Records about charts and figures:
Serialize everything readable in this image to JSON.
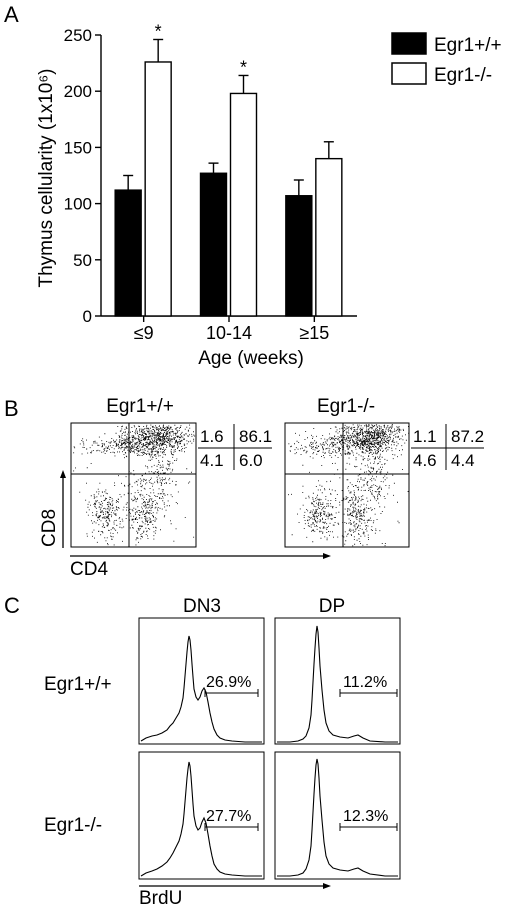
{
  "panel_labels": {
    "a": "A",
    "b": "B",
    "c": "C"
  },
  "chart_data": [
    {
      "type": "bar",
      "ylabel": "Thymus cellularity (1x10⁶)",
      "xlabel": "Age (weeks)",
      "categories": [
        "≤9",
        "10-14",
        "≥15"
      ],
      "ylim": [
        0,
        250
      ],
      "yticks": [
        0,
        50,
        100,
        150,
        200,
        250
      ],
      "series": [
        {
          "name": "Egr1+/+",
          "color": "#000000",
          "values": [
            112,
            127,
            107
          ],
          "errors": [
            13,
            9,
            14
          ]
        },
        {
          "name": "Egr1-/-",
          "color": "#ffffff",
          "values": [
            226,
            198,
            140
          ],
          "errors": [
            20,
            16,
            15
          ]
        }
      ],
      "significance": [
        "*",
        "*",
        ""
      ],
      "legend": "top-right"
    },
    {
      "type": "scatter",
      "description_axes": {
        "x": "CD4",
        "y": "CD8"
      },
      "plots": [
        {
          "title": "Egr1+/+",
          "quadrants": {
            "ul": "1.6",
            "ur": "86.1",
            "ll": "4.1",
            "lr": "6.0"
          }
        },
        {
          "title": "Egr1-/-",
          "quadrants": {
            "ul": "1.1",
            "ur": "87.2",
            "ll": "4.6",
            "lr": "4.4"
          }
        }
      ]
    },
    {
      "type": "line",
      "xlabel": "BrdU",
      "columns": [
        "DN3",
        "DP"
      ],
      "rows": [
        "Egr1+/+",
        "Egr1-/-"
      ],
      "gates": [
        [
          "26.9%",
          "11.2%"
        ],
        [
          "27.7%",
          "12.3%"
        ]
      ]
    }
  ]
}
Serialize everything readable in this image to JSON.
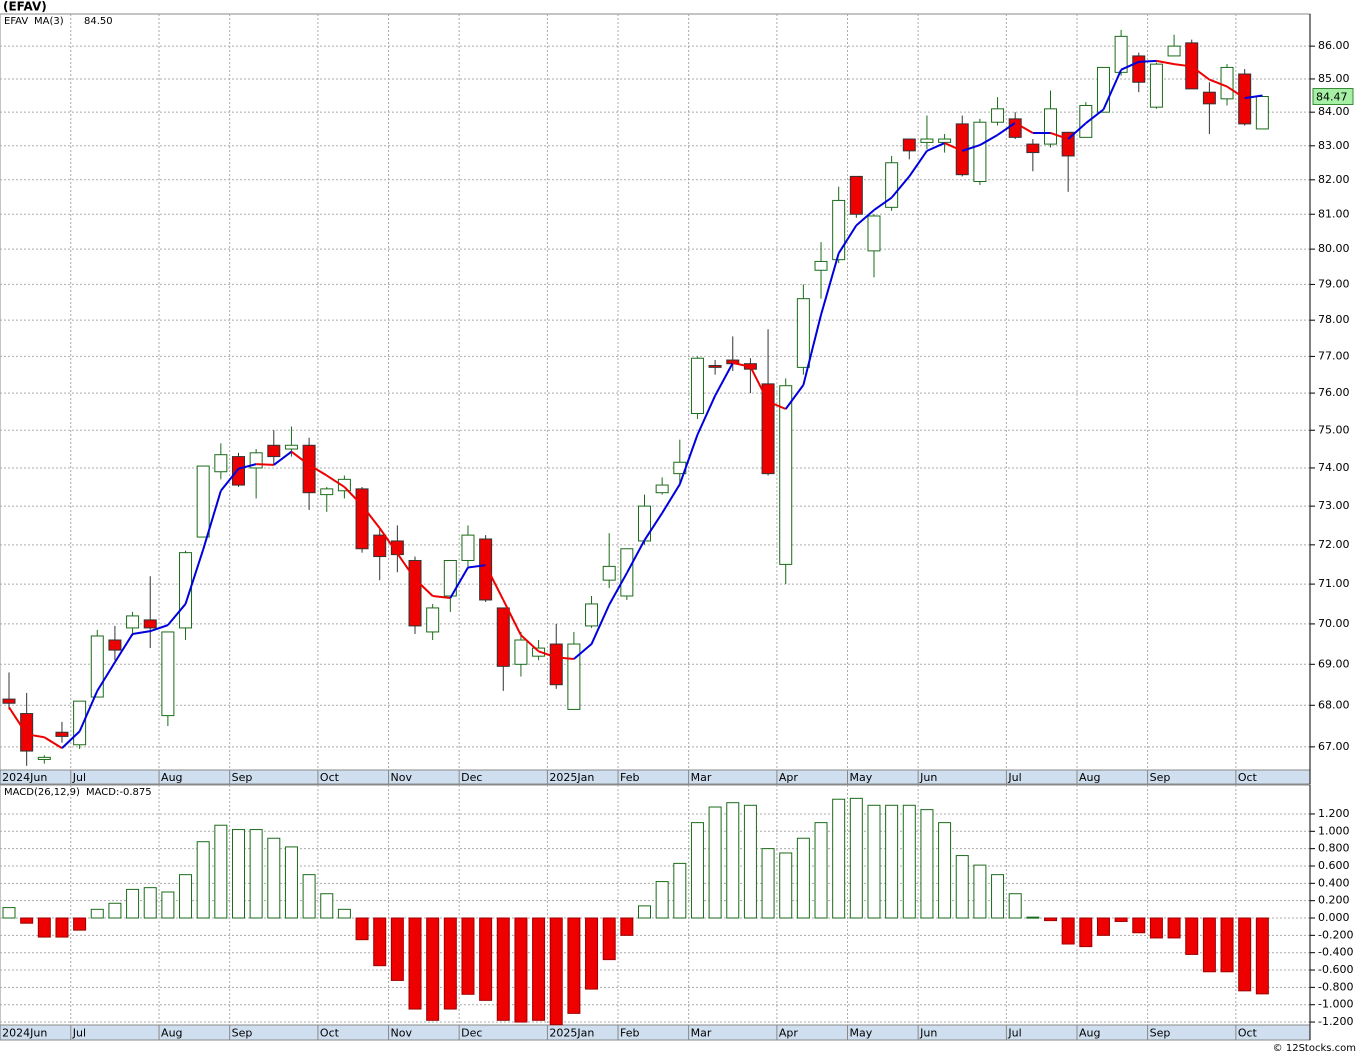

**What the task requires**:
Print the records word for word and exclude any picture they hold.

**Task answer**:
Serialize everything readable in this image to JSON.
{
  "panel_labels": {
    "a": "A",
    "b": "B",
    "c": "C"
  },
  "chart_data": [
    {
      "type": "bar",
      "ylabel": "Thymus cellularity (1x10⁶)",
      "xlabel": "Age (weeks)",
      "categories": [
        "≤9",
        "10-14",
        "≥15"
      ],
      "ylim": [
        0,
        250
      ],
      "yticks": [
        0,
        50,
        100,
        150,
        200,
        250
      ],
      "series": [
        {
          "name": "Egr1+/+",
          "color": "#000000",
          "values": [
            112,
            127,
            107
          ],
          "errors": [
            13,
            9,
            14
          ]
        },
        {
          "name": "Egr1-/-",
          "color": "#ffffff",
          "values": [
            226,
            198,
            140
          ],
          "errors": [
            20,
            16,
            15
          ]
        }
      ],
      "significance": [
        "*",
        "*",
        ""
      ],
      "legend": "top-right"
    },
    {
      "type": "scatter",
      "description_axes": {
        "x": "CD4",
        "y": "CD8"
      },
      "plots": [
        {
          "title": "Egr1+/+",
          "quadrants": {
            "ul": "1.6",
            "ur": "86.1",
            "ll": "4.1",
            "lr": "6.0"
          }
        },
        {
          "title": "Egr1-/-",
          "quadrants": {
            "ul": "1.1",
            "ur": "87.2",
            "ll": "4.6",
            "lr": "4.4"
          }
        }
      ]
    },
    {
      "type": "line",
      "xlabel": "BrdU",
      "columns": [
        "DN3",
        "DP"
      ],
      "rows": [
        "Egr1+/+",
        "Egr1-/-"
      ],
      "gates": [
        [
          "26.9%",
          "11.2%"
        ],
        [
          "27.7%",
          "12.3%"
        ]
      ]
    }
  ]
}
Serialize everything readable in this image to JSON.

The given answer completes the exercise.